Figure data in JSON
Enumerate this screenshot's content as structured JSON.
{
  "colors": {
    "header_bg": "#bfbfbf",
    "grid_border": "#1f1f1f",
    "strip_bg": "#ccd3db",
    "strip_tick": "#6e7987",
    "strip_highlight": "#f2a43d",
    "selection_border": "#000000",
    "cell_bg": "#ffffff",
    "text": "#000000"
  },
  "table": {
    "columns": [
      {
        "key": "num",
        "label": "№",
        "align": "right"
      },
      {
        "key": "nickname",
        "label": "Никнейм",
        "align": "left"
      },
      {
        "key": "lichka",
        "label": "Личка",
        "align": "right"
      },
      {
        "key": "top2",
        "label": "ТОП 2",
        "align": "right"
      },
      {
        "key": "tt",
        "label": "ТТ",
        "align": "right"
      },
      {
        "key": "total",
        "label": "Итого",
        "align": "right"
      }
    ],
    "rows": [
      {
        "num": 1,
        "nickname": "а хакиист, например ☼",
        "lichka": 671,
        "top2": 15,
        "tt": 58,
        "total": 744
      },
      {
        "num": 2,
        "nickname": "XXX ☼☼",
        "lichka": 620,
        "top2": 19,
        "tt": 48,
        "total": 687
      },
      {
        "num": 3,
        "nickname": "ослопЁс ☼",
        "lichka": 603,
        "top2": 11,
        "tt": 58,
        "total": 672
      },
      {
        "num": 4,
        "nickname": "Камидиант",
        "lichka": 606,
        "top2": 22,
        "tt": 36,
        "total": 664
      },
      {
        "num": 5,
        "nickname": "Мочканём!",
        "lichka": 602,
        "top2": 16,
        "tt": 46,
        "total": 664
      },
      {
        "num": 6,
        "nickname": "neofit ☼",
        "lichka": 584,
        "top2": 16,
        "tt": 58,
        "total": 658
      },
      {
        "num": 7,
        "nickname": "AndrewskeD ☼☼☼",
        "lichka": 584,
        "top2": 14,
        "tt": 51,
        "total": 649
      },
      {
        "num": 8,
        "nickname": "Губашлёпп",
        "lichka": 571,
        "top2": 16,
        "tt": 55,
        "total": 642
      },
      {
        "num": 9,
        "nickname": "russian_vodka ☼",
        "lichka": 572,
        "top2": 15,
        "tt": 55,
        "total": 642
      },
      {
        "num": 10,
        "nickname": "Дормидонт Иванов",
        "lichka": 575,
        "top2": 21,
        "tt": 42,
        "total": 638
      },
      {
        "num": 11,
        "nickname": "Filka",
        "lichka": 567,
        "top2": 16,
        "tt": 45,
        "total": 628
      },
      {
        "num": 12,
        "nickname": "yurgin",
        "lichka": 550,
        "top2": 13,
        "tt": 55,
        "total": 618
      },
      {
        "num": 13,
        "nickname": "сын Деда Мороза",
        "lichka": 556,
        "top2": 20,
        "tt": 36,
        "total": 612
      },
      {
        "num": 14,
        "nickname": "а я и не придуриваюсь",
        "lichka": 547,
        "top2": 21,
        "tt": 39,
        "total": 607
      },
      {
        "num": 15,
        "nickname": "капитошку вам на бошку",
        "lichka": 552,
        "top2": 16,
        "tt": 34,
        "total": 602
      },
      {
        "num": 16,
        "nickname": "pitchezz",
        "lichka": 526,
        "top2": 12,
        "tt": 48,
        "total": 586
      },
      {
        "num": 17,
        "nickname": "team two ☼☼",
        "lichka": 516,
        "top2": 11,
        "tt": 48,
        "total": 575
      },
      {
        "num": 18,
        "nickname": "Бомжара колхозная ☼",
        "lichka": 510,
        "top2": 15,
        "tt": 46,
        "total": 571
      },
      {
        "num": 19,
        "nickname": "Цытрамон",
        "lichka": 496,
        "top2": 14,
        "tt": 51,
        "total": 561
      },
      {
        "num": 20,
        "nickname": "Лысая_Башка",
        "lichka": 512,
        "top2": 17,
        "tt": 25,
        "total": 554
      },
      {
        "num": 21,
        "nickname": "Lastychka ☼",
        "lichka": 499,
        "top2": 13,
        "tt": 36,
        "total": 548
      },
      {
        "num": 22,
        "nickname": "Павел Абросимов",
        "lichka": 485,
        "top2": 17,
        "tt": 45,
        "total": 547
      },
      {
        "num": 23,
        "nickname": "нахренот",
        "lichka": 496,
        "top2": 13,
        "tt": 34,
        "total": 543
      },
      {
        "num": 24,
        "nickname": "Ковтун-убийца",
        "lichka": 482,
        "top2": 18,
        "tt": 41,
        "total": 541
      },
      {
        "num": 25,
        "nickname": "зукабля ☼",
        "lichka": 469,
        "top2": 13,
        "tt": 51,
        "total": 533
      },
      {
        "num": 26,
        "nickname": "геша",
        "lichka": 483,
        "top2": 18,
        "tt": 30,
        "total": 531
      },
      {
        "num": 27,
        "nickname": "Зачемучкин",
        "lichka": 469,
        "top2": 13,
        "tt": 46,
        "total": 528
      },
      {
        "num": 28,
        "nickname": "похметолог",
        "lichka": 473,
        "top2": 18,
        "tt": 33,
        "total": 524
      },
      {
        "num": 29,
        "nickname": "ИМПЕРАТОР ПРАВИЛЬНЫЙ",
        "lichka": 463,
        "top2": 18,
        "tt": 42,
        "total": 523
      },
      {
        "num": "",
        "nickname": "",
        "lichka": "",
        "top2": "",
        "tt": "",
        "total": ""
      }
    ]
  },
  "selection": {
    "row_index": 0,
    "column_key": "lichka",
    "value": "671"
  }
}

**To be done**
Extract every line above exactly as it stands.

**Answer to the exercise**
Enumerate this screenshot's content as structured JSON.
{
  "colors": {
    "header_bg": "#bfbfbf",
    "grid_border": "#1f1f1f",
    "strip_bg": "#ccd3db",
    "strip_tick": "#6e7987",
    "strip_highlight": "#f2a43d",
    "selection_border": "#000000",
    "cell_bg": "#ffffff",
    "text": "#000000"
  },
  "table": {
    "columns": [
      {
        "key": "num",
        "label": "№",
        "align": "right"
      },
      {
        "key": "nickname",
        "label": "Никнейм",
        "align": "left"
      },
      {
        "key": "lichka",
        "label": "Личка",
        "align": "right"
      },
      {
        "key": "top2",
        "label": "ТОП 2",
        "align": "right"
      },
      {
        "key": "tt",
        "label": "ТТ",
        "align": "right"
      },
      {
        "key": "total",
        "label": "Итого",
        "align": "right"
      }
    ],
    "rows": [
      {
        "num": 1,
        "nickname": "а хакиист, например ☼",
        "lichka": 671,
        "top2": 15,
        "tt": 58,
        "total": 744
      },
      {
        "num": 2,
        "nickname": "XXX ☼☼",
        "lichka": 620,
        "top2": 19,
        "tt": 48,
        "total": 687
      },
      {
        "num": 3,
        "nickname": "ослопЁс ☼",
        "lichka": 603,
        "top2": 11,
        "tt": 58,
        "total": 672
      },
      {
        "num": 4,
        "nickname": "Камидиант",
        "lichka": 606,
        "top2": 22,
        "tt": 36,
        "total": 664
      },
      {
        "num": 5,
        "nickname": "Мочканём!",
        "lichka": 602,
        "top2": 16,
        "tt": 46,
        "total": 664
      },
      {
        "num": 6,
        "nickname": "neofit ☼",
        "lichka": 584,
        "top2": 16,
        "tt": 58,
        "total": 658
      },
      {
        "num": 7,
        "nickname": "AndrewskeD ☼☼☼",
        "lichka": 584,
        "top2": 14,
        "tt": 51,
        "total": 649
      },
      {
        "num": 8,
        "nickname": "Губашлёпп",
        "lichka": 571,
        "top2": 16,
        "tt": 55,
        "total": 642
      },
      {
        "num": 9,
        "nickname": "russian_vodka ☼",
        "lichka": 572,
        "top2": 15,
        "tt": 55,
        "total": 642
      },
      {
        "num": 10,
        "nickname": "Дормидонт Иванов",
        "lichka": 575,
        "top2": 21,
        "tt": 42,
        "total": 638
      },
      {
        "num": 11,
        "nickname": "Filka",
        "lichka": 567,
        "top2": 16,
        "tt": 45,
        "total": 628
      },
      {
        "num": 12,
        "nickname": "yurgin",
        "lichka": 550,
        "top2": 13,
        "tt": 55,
        "total": 618
      },
      {
        "num": 13,
        "nickname": "сын Деда Мороза",
        "lichka": 556,
        "top2": 20,
        "tt": 36,
        "total": 612
      },
      {
        "num": 14,
        "nickname": "а я и не придуриваюсь",
        "lichka": 547,
        "top2": 21,
        "tt": 39,
        "total": 607
      },
      {
        "num": 15,
        "nickname": "капитошку вам на бошку",
        "lichka": 552,
        "top2": 16,
        "tt": 34,
        "total": 602
      },
      {
        "num": 16,
        "nickname": "pitchezz",
        "lichka": 526,
        "top2": 12,
        "tt": 48,
        "total": 586
      },
      {
        "num": 17,
        "nickname": "team two ☼☼",
        "lichka": 516,
        "top2": 11,
        "tt": 48,
        "total": 575
      },
      {
        "num": 18,
        "nickname": "Бомжара колхозная ☼",
        "lichka": 510,
        "top2": 15,
        "tt": 46,
        "total": 571
      },
      {
        "num": 19,
        "nickname": "Цытрамон",
        "lichka": 496,
        "top2": 14,
        "tt": 51,
        "total": 561
      },
      {
        "num": 20,
        "nickname": "Лысая_Башка",
        "lichka": 512,
        "top2": 17,
        "tt": 25,
        "total": 554
      },
      {
        "num": 21,
        "nickname": "Lastychka ☼",
        "lichka": 499,
        "top2": 13,
        "tt": 36,
        "total": 548
      },
      {
        "num": 22,
        "nickname": "Павел Абросимов",
        "lichka": 485,
        "top2": 17,
        "tt": 45,
        "total": 547
      },
      {
        "num": 23,
        "nickname": "нахренот",
        "lichka": 496,
        "top2": 13,
        "tt": 34,
        "total": 543
      },
      {
        "num": 24,
        "nickname": "Ковтун-убийца",
        "lichka": 482,
        "top2": 18,
        "tt": 41,
        "total": 541
      },
      {
        "num": 25,
        "nickname": "зукабля ☼",
        "lichka": 469,
        "top2": 13,
        "tt": 51,
        "total": 533
      },
      {
        "num": 26,
        "nickname": "геша",
        "lichka": 483,
        "top2": 18,
        "tt": 30,
        "total": 531
      },
      {
        "num": 27,
        "nickname": "Зачемучкин",
        "lichka": 469,
        "top2": 13,
        "tt": 46,
        "total": 528
      },
      {
        "num": 28,
        "nickname": "похметолог",
        "lichka": 473,
        "top2": 18,
        "tt": 33,
        "total": 524
      },
      {
        "num": 29,
        "nickname": "ИМПЕРАТОР ПРАВИЛЬНЫЙ",
        "lichka": 463,
        "top2": 18,
        "tt": 42,
        "total": 523
      },
      {
        "num": "",
        "nickname": "",
        "lichka": "",
        "top2": "",
        "tt": "",
        "total": ""
      }
    ]
  },
  "selection": {
    "row_index": 0,
    "column_key": "lichka",
    "value": "671"
  }
}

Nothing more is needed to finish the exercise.